:: Consigne ::
Reprenez les lignes allant de celle qui contient « logo-text-pre: Fc [275,349,294,368] » jusqu'à celle qui contient « stat-bar: Matches 1 [140,113,480,137] », bornes comprises, en substituant « Hat-tricks » à « Hattricks » et en laissant tout le reste inchangé.

:: Enregistrements à traiter ::
----
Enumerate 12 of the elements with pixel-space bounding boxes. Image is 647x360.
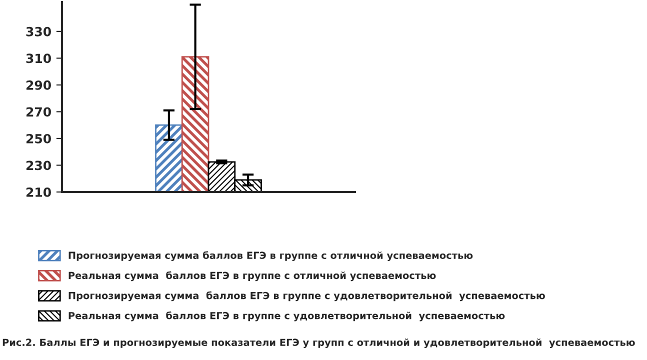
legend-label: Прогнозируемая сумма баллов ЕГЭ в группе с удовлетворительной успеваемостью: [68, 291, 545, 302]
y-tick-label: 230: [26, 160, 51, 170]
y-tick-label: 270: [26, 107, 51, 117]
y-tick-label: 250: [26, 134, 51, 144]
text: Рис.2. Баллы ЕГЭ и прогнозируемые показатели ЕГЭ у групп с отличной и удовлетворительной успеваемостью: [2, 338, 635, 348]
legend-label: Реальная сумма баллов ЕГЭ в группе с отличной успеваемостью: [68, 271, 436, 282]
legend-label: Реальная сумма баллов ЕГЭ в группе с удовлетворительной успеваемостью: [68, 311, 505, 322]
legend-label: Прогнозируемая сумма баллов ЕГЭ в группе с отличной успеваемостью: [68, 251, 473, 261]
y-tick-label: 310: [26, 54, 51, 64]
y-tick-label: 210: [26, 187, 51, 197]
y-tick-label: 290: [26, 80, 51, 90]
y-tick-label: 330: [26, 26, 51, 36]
----
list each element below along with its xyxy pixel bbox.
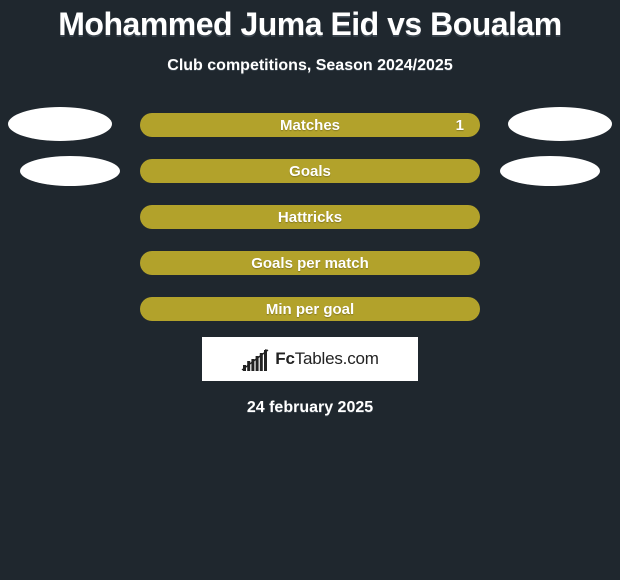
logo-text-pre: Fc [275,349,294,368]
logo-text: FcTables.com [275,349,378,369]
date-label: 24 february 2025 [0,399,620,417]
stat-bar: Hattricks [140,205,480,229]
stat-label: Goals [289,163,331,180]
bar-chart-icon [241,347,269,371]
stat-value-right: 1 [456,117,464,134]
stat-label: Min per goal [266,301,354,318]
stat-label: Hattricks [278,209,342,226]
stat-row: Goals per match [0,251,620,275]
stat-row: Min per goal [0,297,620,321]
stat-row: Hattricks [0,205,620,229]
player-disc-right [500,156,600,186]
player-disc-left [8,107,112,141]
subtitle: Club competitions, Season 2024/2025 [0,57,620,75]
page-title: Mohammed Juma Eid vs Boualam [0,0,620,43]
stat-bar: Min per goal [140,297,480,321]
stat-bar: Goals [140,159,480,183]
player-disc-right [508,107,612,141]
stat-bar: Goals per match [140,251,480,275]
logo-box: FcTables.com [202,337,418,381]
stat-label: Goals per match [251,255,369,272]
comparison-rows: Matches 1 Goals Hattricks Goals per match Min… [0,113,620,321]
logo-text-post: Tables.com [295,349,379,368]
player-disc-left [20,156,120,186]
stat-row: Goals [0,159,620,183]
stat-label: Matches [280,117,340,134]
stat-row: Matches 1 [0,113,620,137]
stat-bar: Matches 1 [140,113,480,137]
----
:: Réponse complète ::
logo-text-pre: Fc [275,349,294,368]
logo-text: FcTables.com [275,349,378,369]
date-label: 24 february 2025 [0,399,620,417]
stat-bar: Hat-tricks [140,205,480,229]
stat-label: Goals [289,163,331,180]
bar-chart-icon [241,347,269,371]
stat-value-right: 1 [456,117,464,134]
stat-label: Min per goal [266,301,354,318]
stat-label: Hat-tricks [278,209,342,226]
stat-row: Goals per match [0,251,620,275]
stat-row: Min per goal [0,297,620,321]
stat-row: Hat-tricks [0,205,620,229]
player-disc-right [500,156,600,186]
player-disc-left [8,107,112,141]
subtitle: Club competitions, Season 2024/2025 [0,57,620,75]
page-title: Mohammed Juma Eid vs Boualam [0,0,620,43]
stat-bar: Min per goal [140,297,480,321]
stat-bar: Goals [140,159,480,183]
player-disc-right [508,107,612,141]
stat-bar: Goals per match [140,251,480,275]
logo-box: FcTables.com [202,337,418,381]
stat-label: Goals per match [251,255,369,272]
comparison-rows: Matches 1 Goals Hat-tricks Goals per match Min… [0,113,620,321]
logo-text-post: Tables.com [295,349,379,368]
player-disc-left [20,156,120,186]
stat-row: Goals [0,159,620,183]
stat-label: Matches [280,117,340,134]
stat-row: Matches 1 [0,113,620,137]
stat-bar: Matches 1 [140,113,480,137]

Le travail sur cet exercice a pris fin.